**Direction:**
List every line in this data where the string "CBMS" occurs.
══ Data in this exercise
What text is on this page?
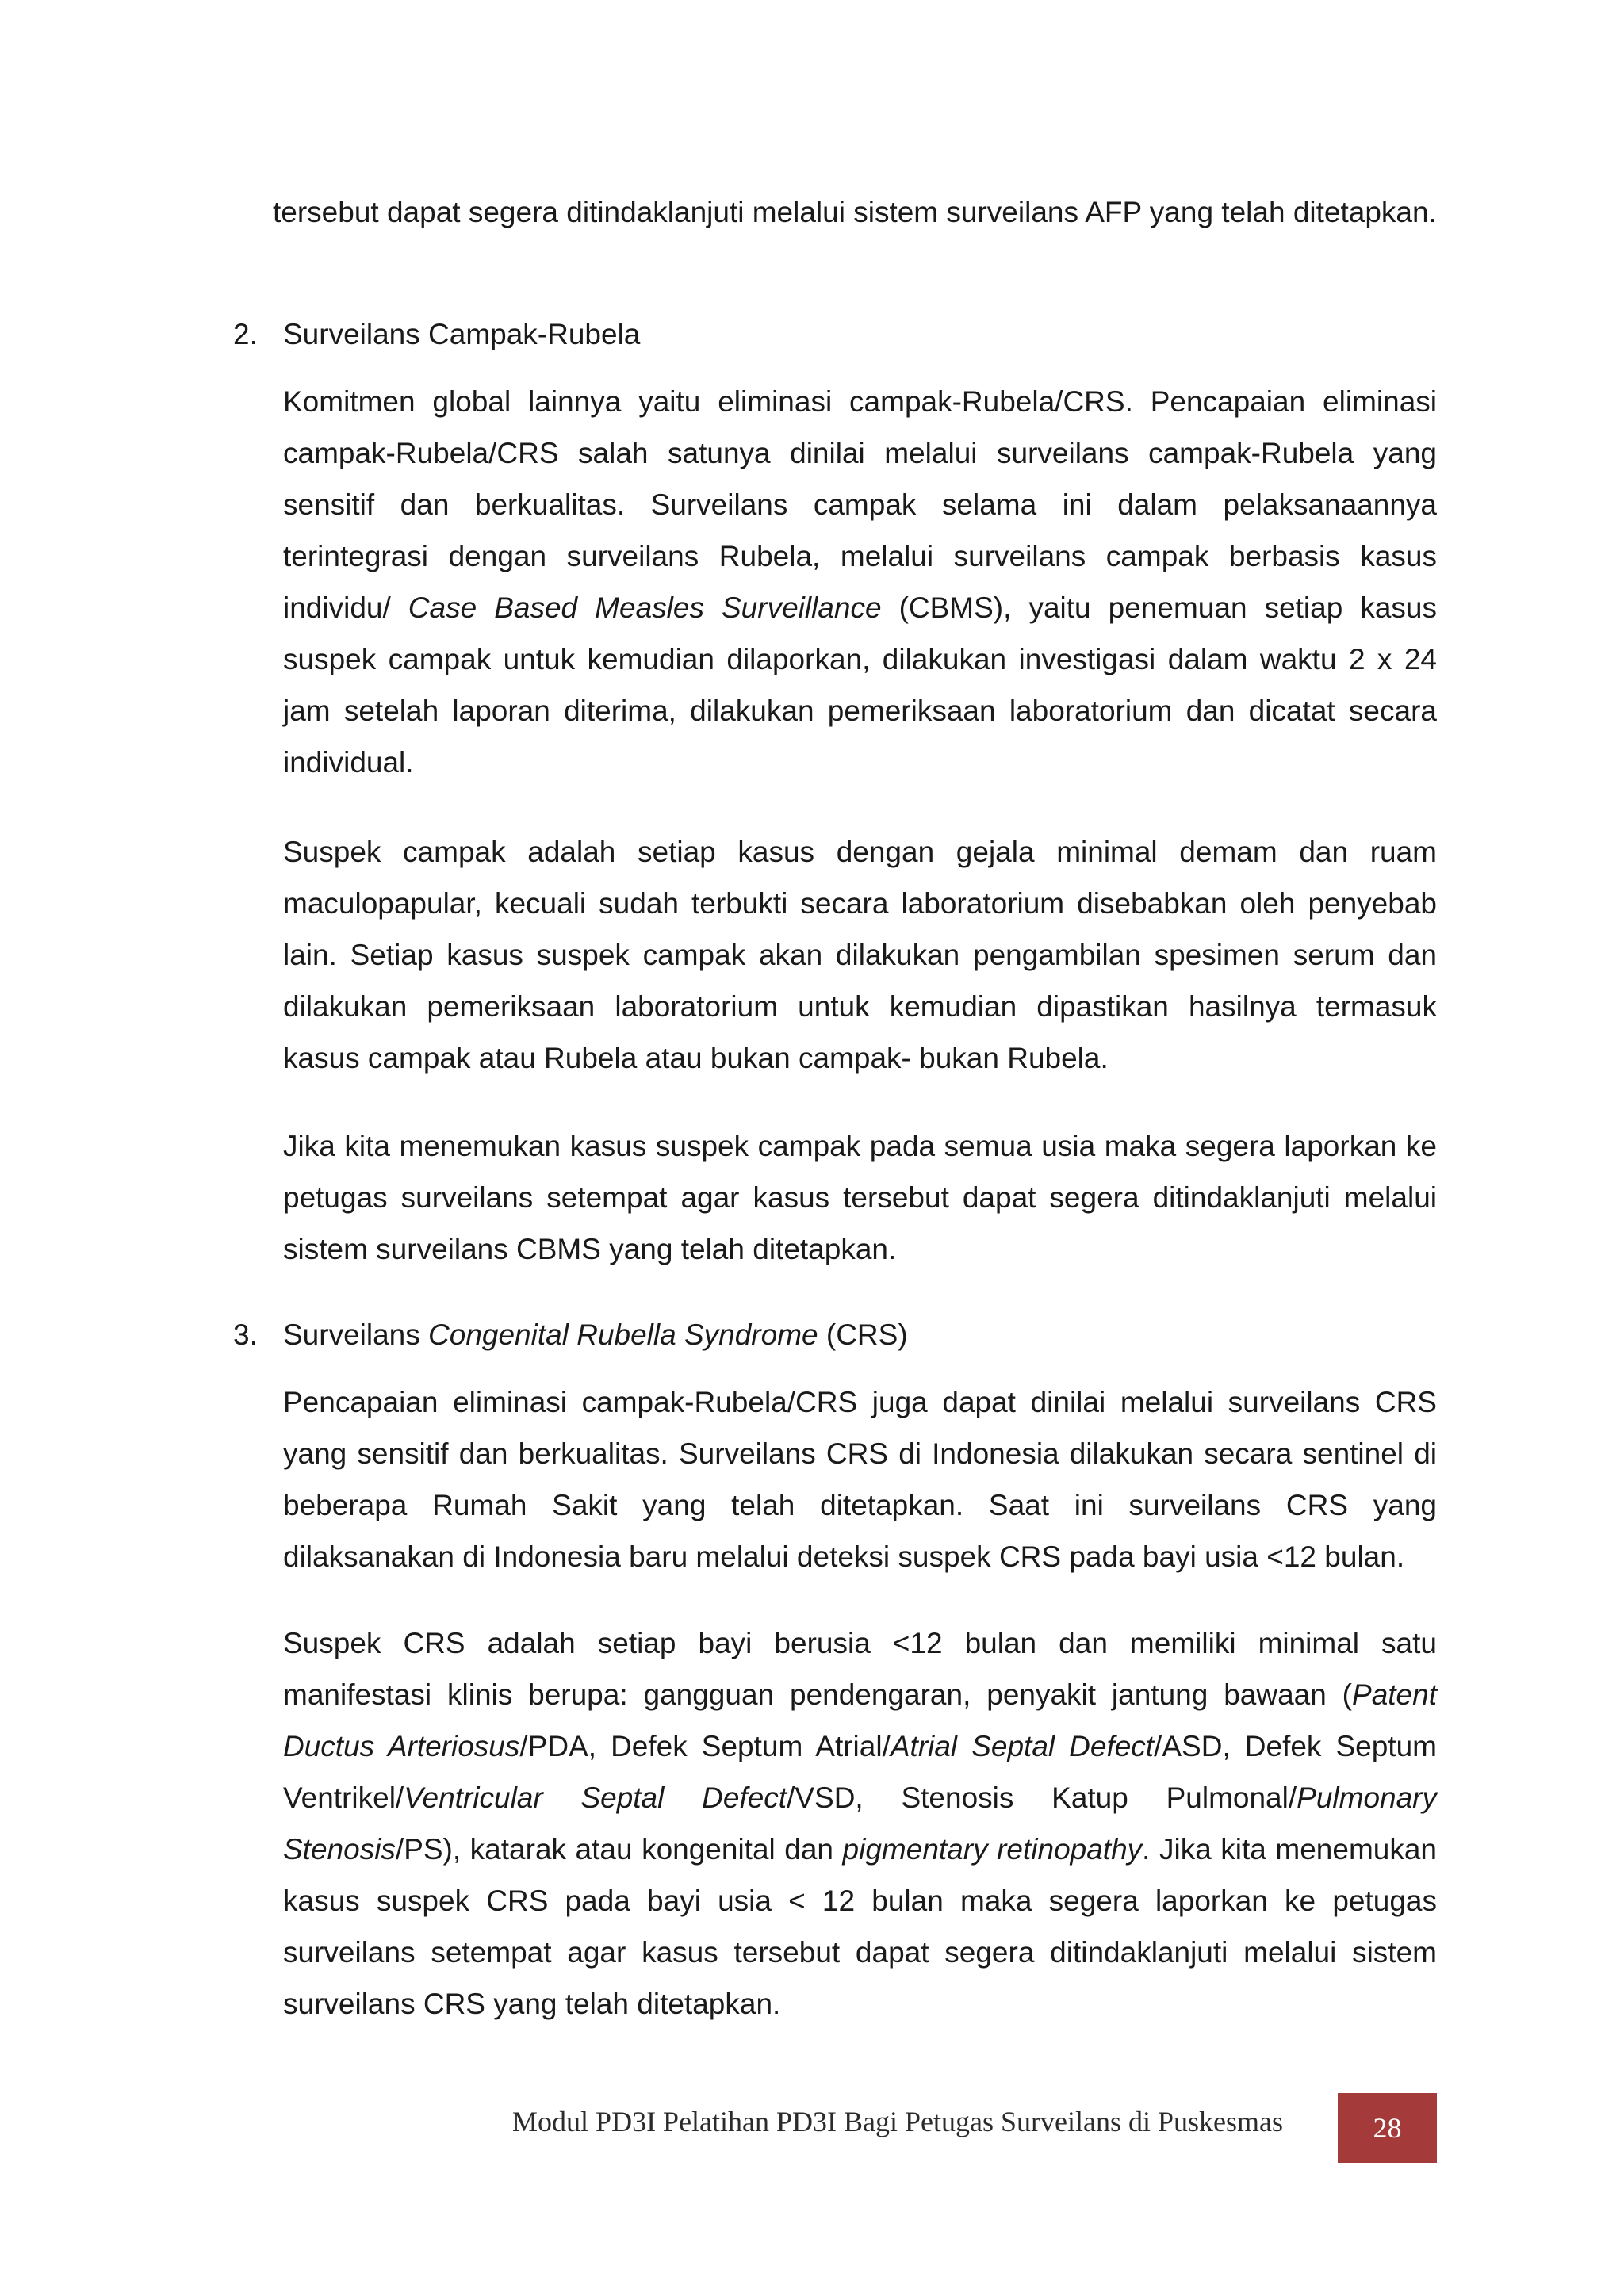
tersebut dapat segera ditindaklanjuti melalui sistem surveilans AFP yang telah ditetapkan.

2. Surveilans Campak-Rubela

Komitmen global lainnya yaitu eliminasi campak-Rubela/CRS. Pencapaian eliminasi campak-Rubela/CRS salah satunya dinilai melalui surveilans campak-Rubela yang sensitif dan berkualitas. Surveilans campak selama ini dalam pelaksanaannya terintegrasi dengan surveilans Rubela, melalui surveilans campak berbasis kasus individu/ Case Based Measles Surveillance (CBMS), yaitu penemuan setiap kasus suspek campak untuk kemudian dilaporkan, dilakukan investigasi dalam waktu 2 x 24 jam setelah laporan diterima, dilakukan pemeriksaan laboratorium dan dicatat secara individual.

Suspek campak adalah setiap kasus dengan gejala minimal demam dan ruam maculopapular, kecuali sudah terbukti secara laboratorium disebabkan oleh penyebab lain. Setiap kasus suspek campak akan dilakukan pengambilan spesimen serum dan dilakukan pemeriksaan laboratorium untuk kemudian dipastikan hasilnya termasuk kasus campak atau Rubela atau bukan campak- bukan Rubela.

Jika kita menemukan kasus suspek campak pada semua usia maka segera laporkan ke petugas surveilans setempat agar kasus tersebut dapat segera ditindaklanjuti melalui sistem surveilans CBMS yang telah ditetapkan.

3. Surveilans Congenital Rubella Syndrome (CRS)

Pencapaian eliminasi campak-Rubela/CRS juga dapat dinilai melalui surveilans CRS yang sensitif dan berkualitas. Surveilans CRS di Indonesia dilakukan secara sentinel di beberapa Rumah Sakit yang telah ditetapkan. Saat ini surveilans CRS yang dilaksanakan di Indonesia baru melalui deteksi suspek CRS pada bayi usia <12 bulan.

Suspek CRS adalah setiap bayi berusia <12 bulan dan memiliki minimal satu manifestasi klinis berupa: gangguan pendengaran, penyakit jantung bawaan (Patent Ductus Arteriosus/PDA, Defek Septum Atrial/Atrial Septal Defect/ASD, Defek Septum Ventrikel/Ventricular Septal Defect/VSD, Stenosis Katup Pulmonal/Pulmonary Stenosis/PS), katarak atau kongenital dan pigmentary retinopathy. Jika kita menemukan kasus suspek CRS pada bayi usia < 12 bulan maka segera laporkan ke petugas surveilans setempat agar kasus tersebut dapat segera ditindaklanjuti melalui sistem surveilans CRS yang telah ditetapkan.

Modul PD3I Pelatihan PD3I Bagi Petugas Surveilans di Puskesmas	28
════
**Reply:**
Komitmen global lainnya yaitu eliminasi campak-Rubela/CRS. Pencapaian eliminasi campak-Rubela/CRS salah satunya dinilai melalui surveilans campak-Rubela yang sensitif dan berkualitas. Surveilans campak selama ini dalam pelaksanaannya terintegrasi dengan surveilans Rubela, melalui surveilans campak berbasis kasus individu/ Case Based Measles Surveillance (CBMS), yaitu penemuan setiap kasus suspek campak untuk kemudian dilaporkan, dilakukan investigasi dalam waktu 2 x 24 jam setelah laporan diterima, dilakukan pemeriksaan laboratorium dan dicatat secara individual.
Jika kita menemukan kasus suspek campak pada semua usia maka segera laporkan ke petugas surveilans setempat agar kasus tersebut dapat segera ditindaklanjuti melalui sistem surveilans CBMS yang telah ditetapkan.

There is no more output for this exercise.